Each record below should be repeated precisely as written.

— Start of Input data —

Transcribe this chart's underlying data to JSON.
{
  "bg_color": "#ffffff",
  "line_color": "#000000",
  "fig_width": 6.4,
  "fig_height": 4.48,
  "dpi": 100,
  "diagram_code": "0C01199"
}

— End of Input data —

### Answer to this problem:
Transcribe this chart's underlying data to JSON.
{
  "bg_color": "#ffffff",
  "line_color": "#000000",
  "fig_width": 6.4,
  "fig_height": 4.48,
  "dpi": 100,
  "diagram_code": "0C01199"
}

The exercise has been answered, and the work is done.